--- start of Stored records ---

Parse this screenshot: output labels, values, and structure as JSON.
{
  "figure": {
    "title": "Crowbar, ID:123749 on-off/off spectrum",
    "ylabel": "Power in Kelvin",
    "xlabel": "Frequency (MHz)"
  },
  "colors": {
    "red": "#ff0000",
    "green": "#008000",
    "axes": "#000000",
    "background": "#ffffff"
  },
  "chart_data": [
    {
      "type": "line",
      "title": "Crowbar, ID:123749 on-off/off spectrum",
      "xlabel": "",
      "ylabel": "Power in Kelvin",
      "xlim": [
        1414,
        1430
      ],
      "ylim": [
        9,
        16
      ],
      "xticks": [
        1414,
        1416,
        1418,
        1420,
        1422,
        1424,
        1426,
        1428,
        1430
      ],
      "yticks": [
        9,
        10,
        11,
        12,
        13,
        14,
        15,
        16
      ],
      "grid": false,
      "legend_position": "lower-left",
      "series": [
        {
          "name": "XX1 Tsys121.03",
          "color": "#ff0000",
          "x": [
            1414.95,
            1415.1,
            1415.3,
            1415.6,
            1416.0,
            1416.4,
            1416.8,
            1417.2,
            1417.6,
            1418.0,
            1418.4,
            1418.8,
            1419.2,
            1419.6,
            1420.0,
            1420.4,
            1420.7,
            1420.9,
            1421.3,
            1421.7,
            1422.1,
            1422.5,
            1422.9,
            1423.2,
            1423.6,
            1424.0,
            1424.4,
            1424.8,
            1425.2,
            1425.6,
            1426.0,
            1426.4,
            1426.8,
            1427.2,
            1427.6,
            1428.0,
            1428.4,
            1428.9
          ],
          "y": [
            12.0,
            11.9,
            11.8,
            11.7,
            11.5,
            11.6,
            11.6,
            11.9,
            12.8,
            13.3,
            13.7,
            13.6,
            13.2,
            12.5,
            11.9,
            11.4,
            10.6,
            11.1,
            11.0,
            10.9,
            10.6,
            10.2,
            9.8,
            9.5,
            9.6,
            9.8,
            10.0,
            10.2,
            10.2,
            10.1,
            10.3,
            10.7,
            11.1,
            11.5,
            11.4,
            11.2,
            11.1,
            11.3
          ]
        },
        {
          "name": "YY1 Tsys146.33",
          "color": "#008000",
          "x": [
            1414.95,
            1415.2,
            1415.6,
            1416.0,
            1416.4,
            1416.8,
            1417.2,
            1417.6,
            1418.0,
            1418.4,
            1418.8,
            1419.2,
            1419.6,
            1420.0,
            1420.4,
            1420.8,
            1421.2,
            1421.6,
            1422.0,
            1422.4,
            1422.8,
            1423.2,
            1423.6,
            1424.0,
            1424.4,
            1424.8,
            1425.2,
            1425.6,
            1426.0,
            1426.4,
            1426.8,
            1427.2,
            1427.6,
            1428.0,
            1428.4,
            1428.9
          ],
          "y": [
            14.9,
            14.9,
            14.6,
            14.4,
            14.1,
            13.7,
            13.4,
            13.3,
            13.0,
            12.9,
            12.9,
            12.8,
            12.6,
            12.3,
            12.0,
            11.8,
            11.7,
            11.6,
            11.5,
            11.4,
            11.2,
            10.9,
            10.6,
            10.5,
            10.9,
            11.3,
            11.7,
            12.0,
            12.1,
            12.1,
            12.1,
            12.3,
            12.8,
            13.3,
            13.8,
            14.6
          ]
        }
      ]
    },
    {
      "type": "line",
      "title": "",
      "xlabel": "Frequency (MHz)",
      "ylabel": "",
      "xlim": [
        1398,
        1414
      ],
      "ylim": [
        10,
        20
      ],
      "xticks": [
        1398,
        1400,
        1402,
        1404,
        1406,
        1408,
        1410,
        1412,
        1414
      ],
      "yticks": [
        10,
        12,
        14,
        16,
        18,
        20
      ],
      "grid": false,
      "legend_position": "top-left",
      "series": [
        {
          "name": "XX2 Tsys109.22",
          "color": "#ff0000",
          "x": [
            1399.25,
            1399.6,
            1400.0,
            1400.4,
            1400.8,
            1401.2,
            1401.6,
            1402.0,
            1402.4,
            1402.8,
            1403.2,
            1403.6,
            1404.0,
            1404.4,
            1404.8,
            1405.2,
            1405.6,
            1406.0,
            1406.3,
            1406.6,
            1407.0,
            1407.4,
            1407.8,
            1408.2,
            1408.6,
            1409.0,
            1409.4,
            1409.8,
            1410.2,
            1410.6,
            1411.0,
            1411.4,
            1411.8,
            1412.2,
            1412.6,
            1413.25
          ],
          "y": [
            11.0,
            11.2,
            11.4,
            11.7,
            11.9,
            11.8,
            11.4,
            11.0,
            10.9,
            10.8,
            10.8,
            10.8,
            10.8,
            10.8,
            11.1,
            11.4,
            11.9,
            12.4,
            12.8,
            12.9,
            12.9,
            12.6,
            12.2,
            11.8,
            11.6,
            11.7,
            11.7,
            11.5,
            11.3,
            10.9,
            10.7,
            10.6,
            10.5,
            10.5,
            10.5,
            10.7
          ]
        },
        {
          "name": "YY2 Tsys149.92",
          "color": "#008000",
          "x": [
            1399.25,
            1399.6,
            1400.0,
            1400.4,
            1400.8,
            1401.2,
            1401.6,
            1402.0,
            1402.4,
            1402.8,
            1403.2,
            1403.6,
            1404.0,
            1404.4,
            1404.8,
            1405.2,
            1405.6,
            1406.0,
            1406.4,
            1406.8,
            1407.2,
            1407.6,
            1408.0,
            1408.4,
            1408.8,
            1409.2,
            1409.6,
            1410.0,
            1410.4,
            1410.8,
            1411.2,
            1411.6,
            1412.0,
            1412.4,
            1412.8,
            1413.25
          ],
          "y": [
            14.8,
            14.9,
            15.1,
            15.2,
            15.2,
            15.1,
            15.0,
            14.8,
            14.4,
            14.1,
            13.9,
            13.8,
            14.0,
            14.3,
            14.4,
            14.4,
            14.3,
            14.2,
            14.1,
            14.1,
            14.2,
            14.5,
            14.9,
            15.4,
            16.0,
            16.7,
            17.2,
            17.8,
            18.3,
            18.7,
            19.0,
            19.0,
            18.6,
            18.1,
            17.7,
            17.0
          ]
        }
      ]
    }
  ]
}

--- end of Stored records ---

Task instructions – Copy out each record from above, exactly.

Final result –
Parse this screenshot: output labels, values, and structure as JSON.
{
  "figure": {
    "title": "Crowbar, ID:123749 on-off/off spectrum",
    "ylabel": "Power in Kelvin",
    "xlabel": "Frequency (MHz)"
  },
  "colors": {
    "red": "#ff0000",
    "green": "#008000",
    "axes": "#000000",
    "background": "#ffffff"
  },
  "chart_data": [
    {
      "type": "line",
      "title": "Crowbar, ID:123749 on-off/off spectrum",
      "xlabel": "",
      "ylabel": "Power in Kelvin",
      "xlim": [
        1414,
        1430
      ],
      "ylim": [
        9,
        16
      ],
      "xticks": [
        1414,
        1416,
        1418,
        1420,
        1422,
        1424,
        1426,
        1428,
        1430
      ],
      "yticks": [
        9,
        10,
        11,
        12,
        13,
        14,
        15,
        16
      ],
      "grid": false,
      "legend_position": "lower-left",
      "series": [
        {
          "name": "XX1 Tsys121.03",
          "color": "#ff0000",
          "x": [
            1414.95,
            1415.1,
            1415.3,
            1415.6,
            1416.0,
            1416.4,
            1416.8,
            1417.2,
            1417.6,
            1418.0,
            1418.4,
            1418.8,
            1419.2,
            1419.6,
            1420.0,
            1420.4,
            1420.7,
            1420.9,
            1421.3,
            1421.7,
            1422.1,
            1422.5,
            1422.9,
            1423.2,
            1423.6,
            1424.0,
            1424.4,
            1424.8,
            1425.2,
            1425.6,
            1426.0,
            1426.4,
            1426.8,
            1427.2,
            1427.6,
            1428.0,
            1428.4,
            1428.9
          ],
          "y": [
            12.0,
            11.9,
            11.8,
            11.7,
            11.5,
            11.6,
            11.6,
            11.9,
            12.8,
            13.3,
            13.7,
            13.6,
            13.2,
            12.5,
            11.9,
            11.4,
            10.6,
            11.1,
            11.0,
            10.9,
            10.6,
            10.2,
            9.8,
            9.5,
            9.6,
            9.8,
            10.0,
            10.2,
            10.2,
            10.1,
            10.3,
            10.7,
            11.1,
            11.5,
            11.4,
            11.2,
            11.1,
            11.3
          ]
        },
        {
          "name": "YY1 Tsys146.33",
          "color": "#008000",
          "x": [
            1414.95,
            1415.2,
            1415.6,
            1416.0,
            1416.4,
            1416.8,
            1417.2,
            1417.6,
            1418.0,
            1418.4,
            1418.8,
            1419.2,
            1419.6,
            1420.0,
            1420.4,
            1420.8,
            1421.2,
            1421.6,
            1422.0,
            1422.4,
            1422.8,
            1423.2,
            1423.6,
            1424.0,
            1424.4,
            1424.8,
            1425.2,
            1425.6,
            1426.0,
            1426.4,
            1426.8,
            1427.2,
            1427.6,
            1428.0,
            1428.4,
            1428.9
          ],
          "y": [
            14.9,
            14.9,
            14.6,
            14.4,
            14.1,
            13.7,
            13.4,
            13.3,
            13.0,
            12.9,
            12.9,
            12.8,
            12.6,
            12.3,
            12.0,
            11.8,
            11.7,
            11.6,
            11.5,
            11.4,
            11.2,
            10.9,
            10.6,
            10.5,
            10.9,
            11.3,
            11.7,
            12.0,
            12.1,
            12.1,
            12.1,
            12.3,
            12.8,
            13.3,
            13.8,
            14.6
          ]
        }
      ]
    },
    {
      "type": "line",
      "title": "",
      "xlabel": "Frequency (MHz)",
      "ylabel": "",
      "xlim": [
        1398,
        1414
      ],
      "ylim": [
        10,
        20
      ],
      "xticks": [
        1398,
        1400,
        1402,
        1404,
        1406,
        1408,
        1410,
        1412,
        1414
      ],
      "yticks": [
        10,
        12,
        14,
        16,
        18,
        20
      ],
      "grid": false,
      "legend_position": "top-left",
      "series": [
        {
          "name": "XX2 Tsys109.22",
          "color": "#ff0000",
          "x": [
            1399.25,
            1399.6,
            1400.0,
            1400.4,
            1400.8,
            1401.2,
            1401.6,
            1402.0,
            1402.4,
            1402.8,
            1403.2,
            1403.6,
            1404.0,
            1404.4,
            1404.8,
            1405.2,
            1405.6,
            1406.0,
            1406.3,
            1406.6,
            1407.0,
            1407.4,
            1407.8,
            1408.2,
            1408.6,
            1409.0,
            1409.4,
            1409.8,
            1410.2,
            1410.6,
            1411.0,
            1411.4,
            1411.8,
            1412.2,
            1412.6,
            1413.25
          ],
          "y": [
            11.0,
            11.2,
            11.4,
            11.7,
            11.9,
            11.8,
            11.4,
            11.0,
            10.9,
            10.8,
            10.8,
            10.8,
            10.8,
            10.8,
            11.1,
            11.4,
            11.9,
            12.4,
            12.8,
            12.9,
            12.9,
            12.6,
            12.2,
            11.8,
            11.6,
            11.7,
            11.7,
            11.5,
            11.3,
            10.9,
            10.7,
            10.6,
            10.5,
            10.5,
            10.5,
            10.7
          ]
        },
        {
          "name": "YY2 Tsys149.92",
          "color": "#008000",
          "x": [
            1399.25,
            1399.6,
            1400.0,
            1400.4,
            1400.8,
            1401.2,
            1401.6,
            1402.0,
            1402.4,
            1402.8,
            1403.2,
            1403.6,
            1404.0,
            1404.4,
            1404.8,
            1405.2,
            1405.6,
            1406.0,
            1406.4,
            1406.8,
            1407.2,
            1407.6,
            1408.0,
            1408.4,
            1408.8,
            1409.2,
            1409.6,
            1410.0,
            1410.4,
            1410.8,
            1411.2,
            1411.6,
            1412.0,
            1412.4,
            1412.8,
            1413.25
          ],
          "y": [
            14.8,
            14.9,
            15.1,
            15.2,
            15.2,
            15.1,
            15.0,
            14.8,
            14.4,
            14.1,
            13.9,
            13.8,
            14.0,
            14.3,
            14.4,
            14.4,
            14.3,
            14.2,
            14.1,
            14.1,
            14.2,
            14.5,
            14.9,
            15.4,
            16.0,
            16.7,
            17.2,
            17.8,
            18.3,
            18.7,
            19.0,
            19.0,
            18.6,
            18.1,
            17.7,
            17.0
          ]
        }
      ]
    }
  ]
}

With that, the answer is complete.